■ WRITTEN EXERCISE
Return the listing below unchanged, minus its pictures.

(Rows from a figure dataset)
[Start]
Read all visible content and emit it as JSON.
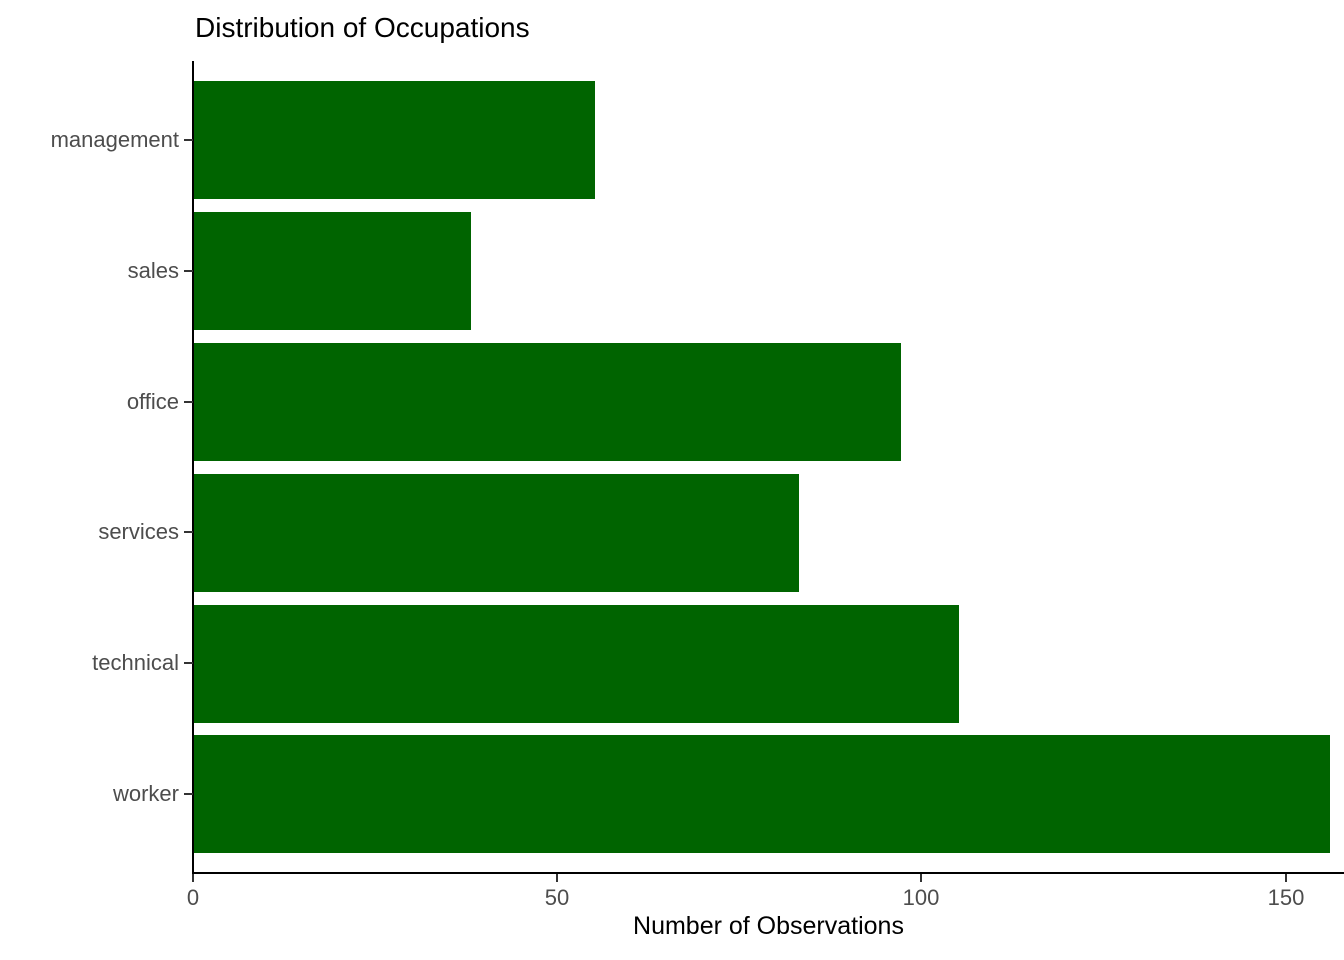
{
  "chart_data": {
    "type": "bar",
    "orientation": "horizontal",
    "title": "Distribution of Occupations",
    "xlabel": "Number of Observations",
    "ylabel": "",
    "categories": [
      "management",
      "sales",
      "office",
      "services",
      "technical",
      "worker"
    ],
    "values": [
      55,
      38,
      97,
      83,
      105,
      156
    ],
    "x_ticks": [
      0,
      50,
      100,
      150
    ],
    "xlim": [
      0,
      158
    ],
    "grid": false,
    "legend": false,
    "bar_color": "#006400",
    "axis_line_color": "#000000",
    "tick_color": "#333333",
    "tick_label_color": "#4d4d4d",
    "title_color": "#000000",
    "axis_title_color": "#000000"
  }
}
[End]
■ EXPECTED OUTPUT
Read all visible content and emit it as JSON.
{
  "chart_data": {
    "type": "bar",
    "orientation": "horizontal",
    "title": "Distribution of Occupations",
    "xlabel": "Number of Observations",
    "ylabel": "",
    "categories": [
      "management",
      "sales",
      "office",
      "services",
      "technical",
      "worker"
    ],
    "values": [
      55,
      38,
      97,
      83,
      105,
      156
    ],
    "x_ticks": [
      0,
      50,
      100,
      150
    ],
    "xlim": [
      0,
      158
    ],
    "grid": false,
    "legend": false,
    "bar_color": "#006400",
    "axis_line_color": "#000000",
    "tick_color": "#333333",
    "tick_label_color": "#4d4d4d",
    "title_color": "#000000",
    "axis_title_color": "#000000"
  }
}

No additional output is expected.